▶ **STATED PROBLEM**
Gather each line of the records where "icon" appears.

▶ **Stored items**
******************************

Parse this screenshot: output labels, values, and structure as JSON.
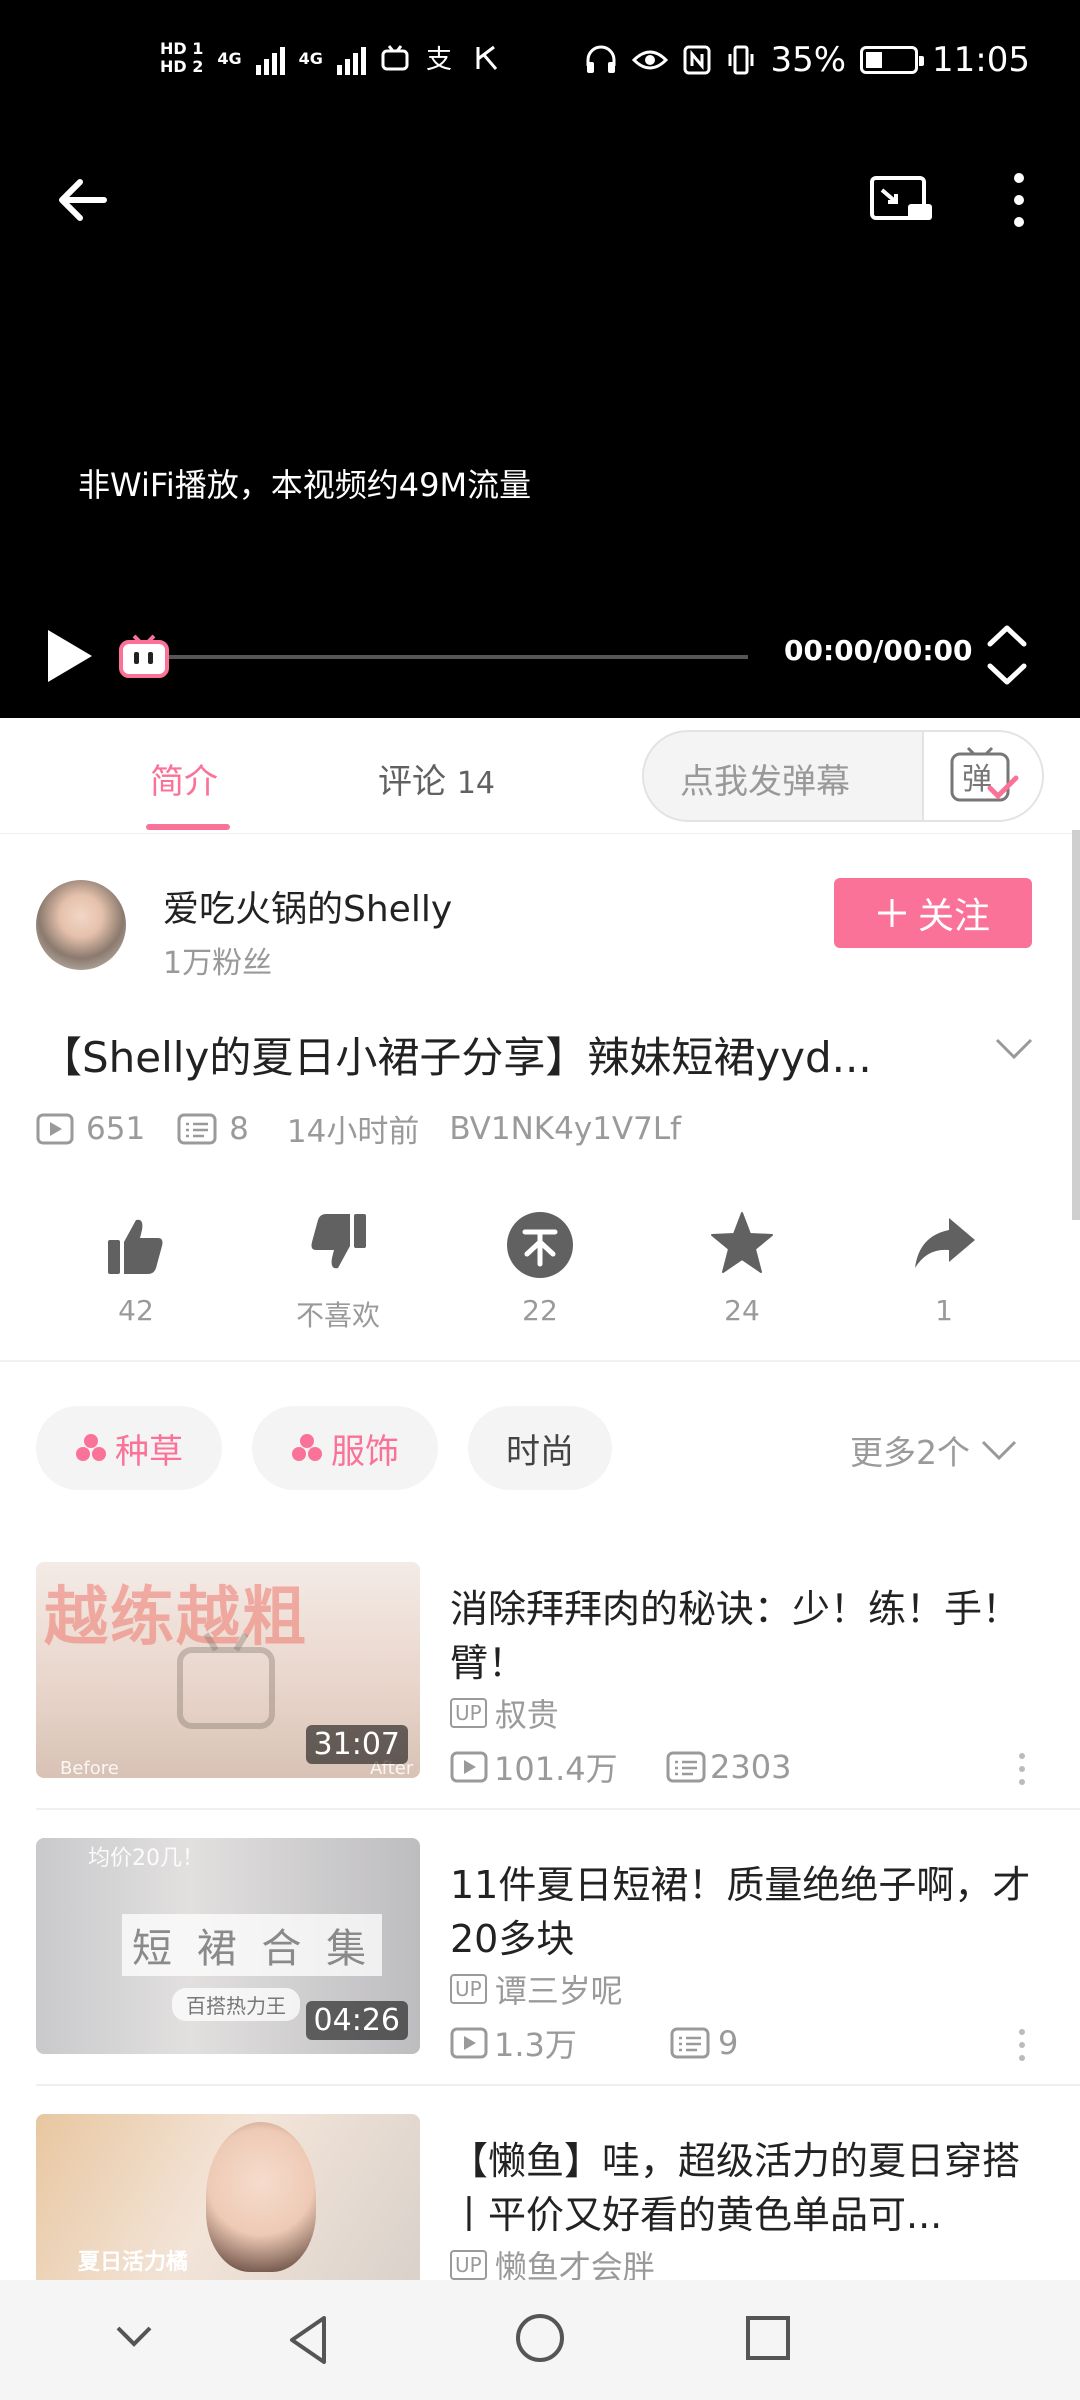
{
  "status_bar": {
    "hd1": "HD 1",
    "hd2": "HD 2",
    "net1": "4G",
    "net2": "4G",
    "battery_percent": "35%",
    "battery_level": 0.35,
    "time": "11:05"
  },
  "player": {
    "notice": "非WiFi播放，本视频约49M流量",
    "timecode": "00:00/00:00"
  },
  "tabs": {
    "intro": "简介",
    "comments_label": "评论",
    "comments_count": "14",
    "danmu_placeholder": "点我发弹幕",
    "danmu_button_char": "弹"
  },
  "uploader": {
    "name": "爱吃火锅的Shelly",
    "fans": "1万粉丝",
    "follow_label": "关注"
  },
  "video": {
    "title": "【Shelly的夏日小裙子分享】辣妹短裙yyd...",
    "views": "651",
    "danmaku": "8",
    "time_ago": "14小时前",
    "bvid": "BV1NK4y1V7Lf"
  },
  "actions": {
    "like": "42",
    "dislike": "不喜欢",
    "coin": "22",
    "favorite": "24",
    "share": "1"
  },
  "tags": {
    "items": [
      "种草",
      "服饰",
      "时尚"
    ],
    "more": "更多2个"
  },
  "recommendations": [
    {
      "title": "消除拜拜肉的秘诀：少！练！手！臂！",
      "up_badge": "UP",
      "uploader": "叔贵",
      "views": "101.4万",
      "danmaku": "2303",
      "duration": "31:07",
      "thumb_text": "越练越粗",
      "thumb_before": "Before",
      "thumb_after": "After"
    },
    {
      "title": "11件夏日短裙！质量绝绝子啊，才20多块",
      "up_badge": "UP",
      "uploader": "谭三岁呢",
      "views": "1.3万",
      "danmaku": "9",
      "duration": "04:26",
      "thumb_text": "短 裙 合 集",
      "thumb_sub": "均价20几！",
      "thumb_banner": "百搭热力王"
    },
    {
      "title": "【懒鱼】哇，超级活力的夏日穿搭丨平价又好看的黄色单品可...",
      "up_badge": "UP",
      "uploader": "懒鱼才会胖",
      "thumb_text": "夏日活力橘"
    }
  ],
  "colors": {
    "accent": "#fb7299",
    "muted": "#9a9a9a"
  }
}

******************************

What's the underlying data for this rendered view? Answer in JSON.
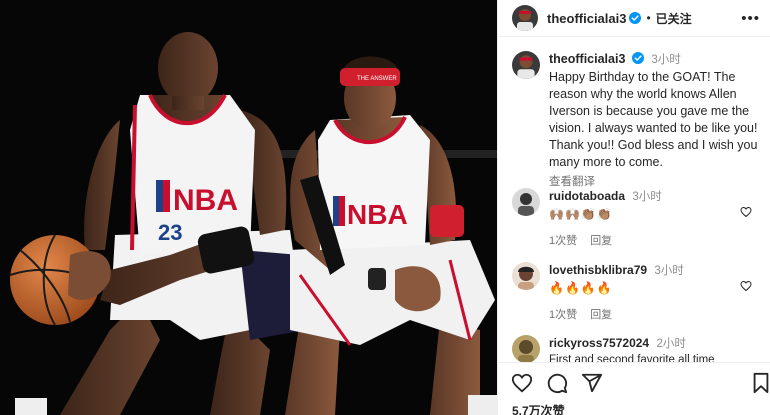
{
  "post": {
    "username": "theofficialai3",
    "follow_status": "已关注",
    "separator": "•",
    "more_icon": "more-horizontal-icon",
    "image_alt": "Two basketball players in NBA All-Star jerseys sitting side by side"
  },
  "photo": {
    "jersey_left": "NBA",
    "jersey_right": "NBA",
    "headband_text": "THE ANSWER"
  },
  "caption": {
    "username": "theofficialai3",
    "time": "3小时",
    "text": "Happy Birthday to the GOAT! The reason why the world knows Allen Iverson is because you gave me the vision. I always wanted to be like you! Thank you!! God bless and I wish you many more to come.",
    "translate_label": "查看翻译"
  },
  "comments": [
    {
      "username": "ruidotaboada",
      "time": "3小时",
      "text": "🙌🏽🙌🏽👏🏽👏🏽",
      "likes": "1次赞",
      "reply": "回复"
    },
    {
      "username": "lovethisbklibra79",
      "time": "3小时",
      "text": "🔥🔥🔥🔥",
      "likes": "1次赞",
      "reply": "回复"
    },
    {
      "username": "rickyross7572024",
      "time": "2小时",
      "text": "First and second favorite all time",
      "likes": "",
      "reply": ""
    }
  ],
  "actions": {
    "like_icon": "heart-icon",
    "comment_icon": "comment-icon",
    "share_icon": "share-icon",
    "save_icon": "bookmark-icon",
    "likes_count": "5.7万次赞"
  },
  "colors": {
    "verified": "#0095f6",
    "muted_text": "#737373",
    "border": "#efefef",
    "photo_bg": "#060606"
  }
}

******************************

▶ **CORRECT ANSWER**
    "more_icon": "more-horizontal-icon",
    "like_icon": "heart-icon",
    "comment_icon": "comment-icon",
    "share_icon": "share-icon",
    "save_icon": "bookmark-icon",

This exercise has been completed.